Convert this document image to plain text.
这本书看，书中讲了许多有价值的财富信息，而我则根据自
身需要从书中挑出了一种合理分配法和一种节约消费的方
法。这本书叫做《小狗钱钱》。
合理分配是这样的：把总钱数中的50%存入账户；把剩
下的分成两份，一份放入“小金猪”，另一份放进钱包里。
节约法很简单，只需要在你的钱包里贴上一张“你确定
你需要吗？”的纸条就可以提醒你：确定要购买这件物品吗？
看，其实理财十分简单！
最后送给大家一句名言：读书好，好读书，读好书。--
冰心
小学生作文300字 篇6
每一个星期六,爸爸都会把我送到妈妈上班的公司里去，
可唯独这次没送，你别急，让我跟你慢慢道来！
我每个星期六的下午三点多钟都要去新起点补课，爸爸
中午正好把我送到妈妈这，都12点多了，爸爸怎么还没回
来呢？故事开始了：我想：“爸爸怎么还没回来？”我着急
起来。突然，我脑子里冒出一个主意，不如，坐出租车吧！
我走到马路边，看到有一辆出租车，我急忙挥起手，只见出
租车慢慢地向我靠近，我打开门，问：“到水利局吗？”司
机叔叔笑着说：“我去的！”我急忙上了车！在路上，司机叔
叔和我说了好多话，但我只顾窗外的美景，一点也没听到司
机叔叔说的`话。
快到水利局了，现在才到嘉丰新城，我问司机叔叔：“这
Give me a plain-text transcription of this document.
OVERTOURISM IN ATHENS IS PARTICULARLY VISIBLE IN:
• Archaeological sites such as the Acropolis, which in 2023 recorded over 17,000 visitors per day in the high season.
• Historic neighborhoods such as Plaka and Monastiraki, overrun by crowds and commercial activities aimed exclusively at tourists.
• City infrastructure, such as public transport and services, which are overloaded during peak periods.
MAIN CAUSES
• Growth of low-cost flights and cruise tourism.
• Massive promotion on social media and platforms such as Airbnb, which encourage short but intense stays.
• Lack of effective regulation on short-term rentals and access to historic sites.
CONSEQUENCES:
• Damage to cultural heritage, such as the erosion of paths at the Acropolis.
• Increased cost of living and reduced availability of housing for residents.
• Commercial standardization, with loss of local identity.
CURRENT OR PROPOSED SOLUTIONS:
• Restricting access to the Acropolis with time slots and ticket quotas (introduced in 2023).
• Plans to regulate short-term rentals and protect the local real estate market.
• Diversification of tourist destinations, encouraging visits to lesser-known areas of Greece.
+++++
Exercise brief:
From the records above, extract every line exactly as it stands.

Expected answer:
Convert this document image to plain text.
这本书看，书中讲了许多有价值的财富信息，而我则根据自
身需要从书中挑出了一种合理分配法和一种节约消费的方
法。这本书叫做《小狗钱钱》。
合理分配是这样的：把总钱数中的50%存入账户；把剩
下的分成两份，一份放入“小金猪”，另一份放进钱包里。
节约法很简单，只需要在你的钱包里贴上一张“你确定
你需要吗？”的纸条就可以提醒你：确定要购买这件物品吗？
看，其实理财十分简单！
最后送给大家一句名言：读书好，好读书，读好书。--
冰心
小学生作文300字 篇6
每一个星期六,爸爸都会把我送到妈妈上班的公司里去，
可唯独这次没送，你别急，让我跟你慢慢道来！
我每个星期六的下午三点多钟都要去新起点补课，爸爸
中午正好把我送到妈妈这，都12点多了，爸爸怎么还没回
来呢？故事开始了：我想：“爸爸怎么还没回来？”我着急
起来。突然，我脑子里冒出一个主意，不如，坐出租车吧！
我走到马路边，看到有一辆出租车，我急忙挥起手，只见出
租车慢慢地向我靠近，我打开门，问：“到水利局吗？”司
机叔叔笑着说：“我去的！”我急忙上了车！在路上，司机叔
叔和我说了好多话，但我只顾窗外的美景，一点也没听到司
机叔叔说的`话。
快到水利局了，现在才到嘉丰新城，我问司机叔叔：“这
Give me a plain-text transcription of this document.
OVERTOURISM IN ATHENS IS PARTICULARLY VISIBLE IN:
• Archaeological sites such as the Acropolis, which in 2023 recorded over 17,000 visitors per day in the high season.
• Historic neighborhoods such as Plaka and Monastiraki, overrun by crowds and commercial activities aimed exclusively at tourists.
• City infrastructure, such as public transport and services, which are overloaded during peak periods.
MAIN CAUSES
• Growth of low-cost flights and cruise tourism.
• Massive promotion on social media and platforms such as Airbnb, which encourage short but intense stays.
• Lack of effective regulation on short-term rentals and access to historic sites.
CONSEQUENCES:
• Damage to cultural heritage, such as the erosion of paths at the Acropolis.
• Increased cost of living and reduced availability of housing for residents.
• Commercial standardization, with loss of local identity.
CURRENT OR PROPOSED SOLUTIONS:
• Restricting access to the Acropolis with time slots and ticket quotas (introduced in 2023).
• Plans to regulate short-term rentals and protect the local real estate market.
• Diversification of tourist destinations, encouraging visits to lesser-known areas of Greece.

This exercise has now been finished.